▶ The problem
Filter the listing and keep only the lines with the word "color".

____ Input

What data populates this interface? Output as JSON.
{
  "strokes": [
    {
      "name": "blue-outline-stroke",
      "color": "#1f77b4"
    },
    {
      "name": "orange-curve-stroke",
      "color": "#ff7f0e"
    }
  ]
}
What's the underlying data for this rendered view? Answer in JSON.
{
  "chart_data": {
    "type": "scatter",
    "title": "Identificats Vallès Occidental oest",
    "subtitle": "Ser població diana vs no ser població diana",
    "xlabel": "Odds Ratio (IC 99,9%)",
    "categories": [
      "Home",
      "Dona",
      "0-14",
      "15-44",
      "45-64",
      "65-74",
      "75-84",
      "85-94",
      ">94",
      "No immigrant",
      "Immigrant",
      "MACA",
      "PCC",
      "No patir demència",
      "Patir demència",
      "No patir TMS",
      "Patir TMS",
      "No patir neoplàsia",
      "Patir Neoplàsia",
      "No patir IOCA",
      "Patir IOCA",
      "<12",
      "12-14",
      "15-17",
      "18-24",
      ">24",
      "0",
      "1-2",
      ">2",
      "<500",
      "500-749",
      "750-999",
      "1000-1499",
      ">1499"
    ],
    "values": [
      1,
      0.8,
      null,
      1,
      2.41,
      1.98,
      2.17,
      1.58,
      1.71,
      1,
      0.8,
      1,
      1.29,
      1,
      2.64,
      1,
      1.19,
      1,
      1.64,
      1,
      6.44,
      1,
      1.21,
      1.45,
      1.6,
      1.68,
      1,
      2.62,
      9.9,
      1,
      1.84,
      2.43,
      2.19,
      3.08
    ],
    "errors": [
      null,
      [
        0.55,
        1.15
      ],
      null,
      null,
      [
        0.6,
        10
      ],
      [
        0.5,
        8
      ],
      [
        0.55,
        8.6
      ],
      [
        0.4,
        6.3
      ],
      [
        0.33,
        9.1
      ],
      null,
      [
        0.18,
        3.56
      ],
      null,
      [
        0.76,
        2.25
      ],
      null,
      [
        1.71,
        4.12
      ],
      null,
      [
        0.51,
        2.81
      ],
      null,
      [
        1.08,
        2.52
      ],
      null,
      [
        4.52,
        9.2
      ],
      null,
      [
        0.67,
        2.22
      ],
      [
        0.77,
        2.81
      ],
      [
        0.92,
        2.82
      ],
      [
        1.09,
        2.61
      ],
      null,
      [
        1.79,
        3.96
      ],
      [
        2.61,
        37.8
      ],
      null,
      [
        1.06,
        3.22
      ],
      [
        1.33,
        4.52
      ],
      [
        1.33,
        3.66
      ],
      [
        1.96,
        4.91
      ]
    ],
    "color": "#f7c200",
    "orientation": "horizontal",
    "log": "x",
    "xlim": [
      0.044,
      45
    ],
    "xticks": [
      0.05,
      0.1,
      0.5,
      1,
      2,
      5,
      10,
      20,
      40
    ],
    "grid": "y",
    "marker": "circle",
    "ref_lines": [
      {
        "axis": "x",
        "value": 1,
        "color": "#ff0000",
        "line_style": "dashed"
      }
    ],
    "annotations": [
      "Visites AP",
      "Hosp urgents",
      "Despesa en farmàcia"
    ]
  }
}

________

▶ Result for this task
      "color": "#1f77b4"
      "color": "#ff7f0e"
    "color": "#f7c200",
        "color": "#ff0000",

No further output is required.